**Aim of the exercise:** From the listing below, select every line where the word "OpenOffice" appears.

**Given records:**
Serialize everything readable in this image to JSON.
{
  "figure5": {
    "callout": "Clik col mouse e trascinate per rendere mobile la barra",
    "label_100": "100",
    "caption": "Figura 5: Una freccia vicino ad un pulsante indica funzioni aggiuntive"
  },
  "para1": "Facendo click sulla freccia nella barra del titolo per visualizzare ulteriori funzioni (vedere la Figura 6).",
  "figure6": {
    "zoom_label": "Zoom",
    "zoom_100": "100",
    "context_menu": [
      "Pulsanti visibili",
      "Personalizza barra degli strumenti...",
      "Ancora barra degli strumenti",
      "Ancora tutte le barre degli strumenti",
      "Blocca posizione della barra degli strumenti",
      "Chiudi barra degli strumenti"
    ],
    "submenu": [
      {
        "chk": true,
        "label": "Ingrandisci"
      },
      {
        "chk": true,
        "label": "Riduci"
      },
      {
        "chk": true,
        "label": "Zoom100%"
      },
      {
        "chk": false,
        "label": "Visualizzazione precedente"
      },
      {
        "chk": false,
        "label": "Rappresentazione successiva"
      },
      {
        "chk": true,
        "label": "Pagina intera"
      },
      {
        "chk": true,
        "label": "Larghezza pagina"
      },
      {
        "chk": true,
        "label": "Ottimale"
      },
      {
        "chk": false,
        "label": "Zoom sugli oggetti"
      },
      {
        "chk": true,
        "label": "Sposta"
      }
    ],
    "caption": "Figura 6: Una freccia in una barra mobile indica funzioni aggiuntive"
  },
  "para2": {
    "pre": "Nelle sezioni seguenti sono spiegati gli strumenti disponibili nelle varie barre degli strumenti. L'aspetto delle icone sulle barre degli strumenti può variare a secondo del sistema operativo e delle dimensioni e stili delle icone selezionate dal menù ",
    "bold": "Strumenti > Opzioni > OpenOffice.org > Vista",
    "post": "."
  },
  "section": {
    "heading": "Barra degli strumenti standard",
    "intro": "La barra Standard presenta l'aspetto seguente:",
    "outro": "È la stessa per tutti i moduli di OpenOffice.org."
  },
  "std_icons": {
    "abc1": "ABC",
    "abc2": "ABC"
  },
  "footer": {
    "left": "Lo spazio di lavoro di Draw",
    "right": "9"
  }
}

**Solved problem:**
    "bold": "Strumenti > Opzioni > OpenOffice.org > Vista",
    "outro": "È la stessa per tutti i moduli di OpenOffice.org."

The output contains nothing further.